■ Exercise requirements: Set down every entry again word for word, please, but skip the pictures.

■ Dataset records:
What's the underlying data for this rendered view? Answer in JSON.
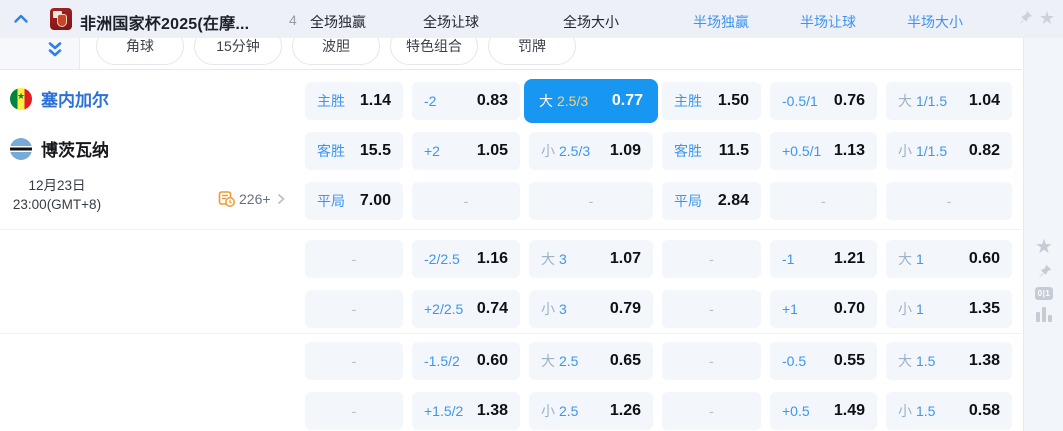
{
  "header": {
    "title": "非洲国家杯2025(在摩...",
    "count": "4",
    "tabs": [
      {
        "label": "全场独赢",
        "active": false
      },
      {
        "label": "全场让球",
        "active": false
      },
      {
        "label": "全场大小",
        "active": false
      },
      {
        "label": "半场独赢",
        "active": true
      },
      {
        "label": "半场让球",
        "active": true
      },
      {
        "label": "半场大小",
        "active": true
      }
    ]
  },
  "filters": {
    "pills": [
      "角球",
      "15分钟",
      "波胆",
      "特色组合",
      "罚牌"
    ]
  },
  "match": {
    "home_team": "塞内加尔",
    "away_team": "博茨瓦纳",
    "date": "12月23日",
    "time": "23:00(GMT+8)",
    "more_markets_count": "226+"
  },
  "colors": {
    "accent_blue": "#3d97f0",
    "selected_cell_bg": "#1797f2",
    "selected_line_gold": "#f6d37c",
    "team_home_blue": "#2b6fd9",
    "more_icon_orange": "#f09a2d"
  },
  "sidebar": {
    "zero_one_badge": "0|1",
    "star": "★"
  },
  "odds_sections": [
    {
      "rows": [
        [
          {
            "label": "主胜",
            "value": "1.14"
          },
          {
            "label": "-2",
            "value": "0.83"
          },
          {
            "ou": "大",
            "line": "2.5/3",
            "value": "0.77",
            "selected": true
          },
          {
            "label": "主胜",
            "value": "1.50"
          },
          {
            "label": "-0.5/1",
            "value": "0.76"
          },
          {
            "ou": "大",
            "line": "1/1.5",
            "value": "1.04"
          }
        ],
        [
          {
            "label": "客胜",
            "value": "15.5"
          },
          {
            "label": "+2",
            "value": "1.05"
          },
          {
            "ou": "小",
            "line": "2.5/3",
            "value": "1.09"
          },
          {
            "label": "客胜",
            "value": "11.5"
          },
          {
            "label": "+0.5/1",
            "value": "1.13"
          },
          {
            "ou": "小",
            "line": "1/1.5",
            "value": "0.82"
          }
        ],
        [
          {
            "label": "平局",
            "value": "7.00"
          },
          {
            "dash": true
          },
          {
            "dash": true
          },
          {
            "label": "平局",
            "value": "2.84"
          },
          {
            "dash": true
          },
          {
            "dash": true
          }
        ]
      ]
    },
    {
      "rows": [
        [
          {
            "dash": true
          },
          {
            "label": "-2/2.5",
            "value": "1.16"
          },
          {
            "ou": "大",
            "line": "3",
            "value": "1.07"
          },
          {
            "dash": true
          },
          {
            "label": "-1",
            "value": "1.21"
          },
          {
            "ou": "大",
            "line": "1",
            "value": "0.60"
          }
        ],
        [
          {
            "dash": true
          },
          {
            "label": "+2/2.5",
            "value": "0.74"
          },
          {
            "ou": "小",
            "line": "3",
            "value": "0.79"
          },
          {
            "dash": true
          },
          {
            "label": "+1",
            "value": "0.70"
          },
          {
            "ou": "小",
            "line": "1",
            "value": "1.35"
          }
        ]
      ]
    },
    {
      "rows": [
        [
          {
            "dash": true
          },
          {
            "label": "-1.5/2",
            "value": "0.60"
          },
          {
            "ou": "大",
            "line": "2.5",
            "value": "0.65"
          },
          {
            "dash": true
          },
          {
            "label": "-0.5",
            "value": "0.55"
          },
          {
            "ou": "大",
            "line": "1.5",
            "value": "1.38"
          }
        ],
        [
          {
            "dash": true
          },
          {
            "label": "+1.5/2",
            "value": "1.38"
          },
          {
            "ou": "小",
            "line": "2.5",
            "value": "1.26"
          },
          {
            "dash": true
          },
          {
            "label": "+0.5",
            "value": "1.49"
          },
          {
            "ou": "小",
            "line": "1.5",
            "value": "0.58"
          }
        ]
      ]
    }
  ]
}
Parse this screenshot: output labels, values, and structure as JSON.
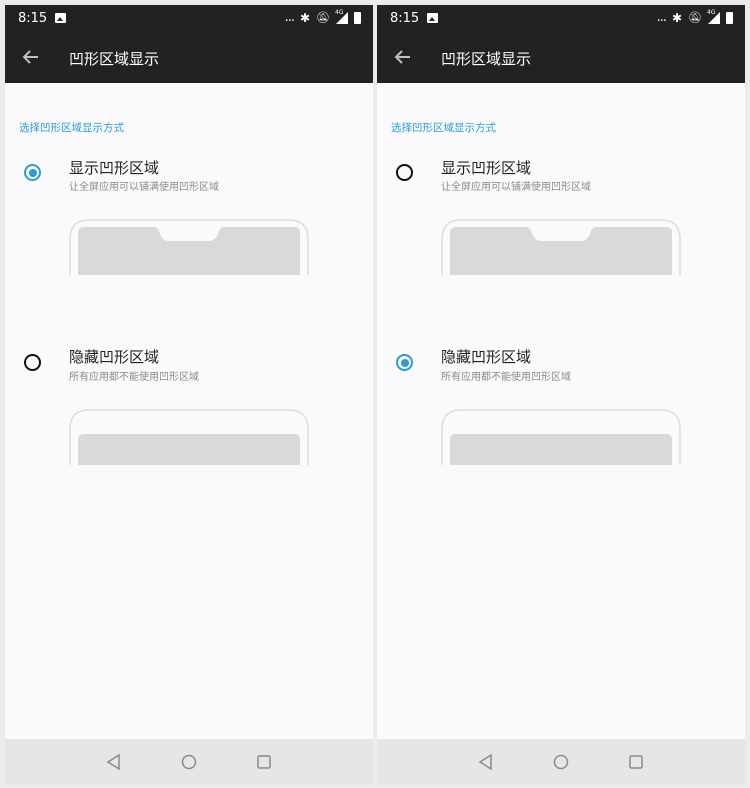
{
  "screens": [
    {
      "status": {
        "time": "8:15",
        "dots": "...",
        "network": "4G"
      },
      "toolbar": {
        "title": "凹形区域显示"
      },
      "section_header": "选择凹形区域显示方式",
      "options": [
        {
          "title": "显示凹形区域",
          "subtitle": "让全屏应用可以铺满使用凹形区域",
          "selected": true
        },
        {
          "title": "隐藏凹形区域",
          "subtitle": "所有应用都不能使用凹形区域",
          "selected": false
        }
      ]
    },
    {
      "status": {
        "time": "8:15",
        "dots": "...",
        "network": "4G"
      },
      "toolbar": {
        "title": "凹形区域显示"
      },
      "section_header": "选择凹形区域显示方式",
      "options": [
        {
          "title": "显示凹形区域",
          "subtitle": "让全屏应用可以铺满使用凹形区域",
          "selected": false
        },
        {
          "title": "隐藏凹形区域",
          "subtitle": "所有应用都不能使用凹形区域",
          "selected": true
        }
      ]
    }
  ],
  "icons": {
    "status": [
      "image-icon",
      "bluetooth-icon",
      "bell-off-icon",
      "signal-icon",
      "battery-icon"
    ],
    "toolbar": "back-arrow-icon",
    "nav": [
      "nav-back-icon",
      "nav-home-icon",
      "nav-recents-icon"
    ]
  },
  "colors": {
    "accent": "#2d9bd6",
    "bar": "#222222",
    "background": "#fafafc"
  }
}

■ Answer to the exercise:
What's the underlying data for this rendered view? Answer in JSON.
{
  "header": {
    "title": "非洲国家杯2025(在摩...",
    "count": "4",
    "tabs": [
      {
        "label": "全场独赢",
        "active": false
      },
      {
        "label": "全场让球",
        "active": false
      },
      {
        "label": "全场大小",
        "active": false
      },
      {
        "label": "半场独赢",
        "active": true
      },
      {
        "label": "半场让球",
        "active": true
      },
      {
        "label": "半场大小",
        "active": true
      }
    ]
  },
  "filters": {
    "pills": [
      "角球",
      "15分钟",
      "波胆",
      "特色组合",
      "罚牌"
    ]
  },
  "match": {
    "home_team": "塞内加尔",
    "away_team": "博茨瓦纳",
    "date": "12月23日",
    "time": "23:00(GMT+8)",
    "more_markets_count": "226+"
  },
  "colors": {
    "accent_blue": "#3d97f0",
    "selected_cell_bg": "#1797f2",
    "selected_line_gold": "#f6d37c",
    "team_home_blue": "#2b6fd9",
    "more_icon_orange": "#f09a2d"
  },
  "sidebar": {
    "zero_one_badge": "0|1",
    "star": "★"
  },
  "odds_sections": [
    {
      "rows": [
        [
          {
            "label": "主胜",
            "value": "1.14"
          },
          {
            "label": "-2",
            "value": "0.83"
          },
          {
            "ou": "大",
            "line": "2.5/3",
            "value": "0.77",
            "selected": true
          },
          {
            "label": "主胜",
            "value": "1.50"
          },
          {
            "label": "-0.5/1",
            "value": "0.76"
          },
          {
            "ou": "大",
            "line": "1/1.5",
            "value": "1.04"
          }
        ],
        [
          {
            "label": "客胜",
            "value": "15.5"
          },
          {
            "label": "+2",
            "value": "1.05"
          },
          {
            "ou": "小",
            "line": "2.5/3",
            "value": "1.09"
          },
          {
            "label": "客胜",
            "value": "11.5"
          },
          {
            "label": "+0.5/1",
            "value": "1.13"
          },
          {
            "ou": "小",
            "line": "1/1.5",
            "value": "0.82"
          }
        ],
        [
          {
            "label": "平局",
            "value": "7.00"
          },
          {
            "dash": true
          },
          {
            "dash": true
          },
          {
            "label": "平局",
            "value": "2.84"
          },
          {
            "dash": true
          },
          {
            "dash": true
          }
        ]
      ]
    },
    {
      "rows": [
        [
          {
            "dash": true
          },
          {
            "label": "-2/2.5",
            "value": "1.16"
          },
          {
            "ou": "大",
            "line": "3",
            "value": "1.07"
          },
          {
            "dash": true
          },
          {
            "label": "-1",
            "value": "1.21"
          },
          {
            "ou": "大",
            "line": "1",
            "value": "0.60"
          }
        ],
        [
          {
            "dash": true
          },
          {
            "label": "+2/2.5",
            "value": "0.74"
          },
          {
            "ou": "小",
            "line": "3",
            "value": "0.79"
          },
          {
            "dash": true
          },
          {
            "label": "+1",
            "value": "0.70"
          },
          {
            "ou": "小",
            "line": "1",
            "value": "1.35"
          }
        ]
      ]
    },
    {
      "rows": [
        [
          {
            "dash": true
          },
          {
            "label": "-1.5/2",
            "value": "0.60"
          },
          {
            "ou": "大",
            "line": "2.5",
            "value": "0.65"
          },
          {
            "dash": true
          },
          {
            "label": "-0.5",
            "value": "0.55"
          },
          {
            "ou": "大",
            "line": "1.5",
            "value": "1.38"
          }
        ],
        [
          {
            "dash": true
          },
          {
            "label": "+1.5/2",
            "value": "1.38"
          },
          {
            "ou": "小",
            "line": "2.5",
            "value": "1.26"
          },
          {
            "dash": true
          },
          {
            "label": "+0.5",
            "value": "1.49"
          },
          {
            "ou": "小",
            "line": "1.5",
            "value": "0.58"
          }
        ]
      ]
    }
  ]
}
Parse this screenshot: output labels, values, and structure as JSON.
{
  "screens": [
    {
      "status": {
        "time": "8:15",
        "dots": "...",
        "network": "4G"
      },
      "toolbar": {
        "title": "凹形区域显示"
      },
      "section_header": "选择凹形区域显示方式",
      "options": [
        {
          "title": "显示凹形区域",
          "subtitle": "让全屏应用可以铺满使用凹形区域",
          "selected": true
        },
        {
          "title": "隐藏凹形区域",
          "subtitle": "所有应用都不能使用凹形区域",
          "selected": false
        }
      ]
    },
    {
      "status": {
        "time": "8:15",
        "dots": "...",
        "network": "4G"
      },
      "toolbar": {
        "title": "凹形区域显示"
      },
      "section_header": "选择凹形区域显示方式",
      "options": [
        {
          "title": "显示凹形区域",
          "subtitle": "让全屏应用可以铺满使用凹形区域",
          "selected": false
        },
        {
          "title": "隐藏凹形区域",
          "subtitle": "所有应用都不能使用凹形区域",
          "selected": true
        }
      ]
    }
  ],
  "icons": {
    "status": [
      "image-icon",
      "bluetooth-icon",
      "bell-off-icon",
      "signal-icon",
      "battery-icon"
    ],
    "toolbar": "back-arrow-icon",
    "nav": [
      "nav-back-icon",
      "nav-home-icon",
      "nav-recents-icon"
    ]
  },
  "colors": {
    "accent": "#2d9bd6",
    "bar": "#222222",
    "background": "#fafafc"
  }
}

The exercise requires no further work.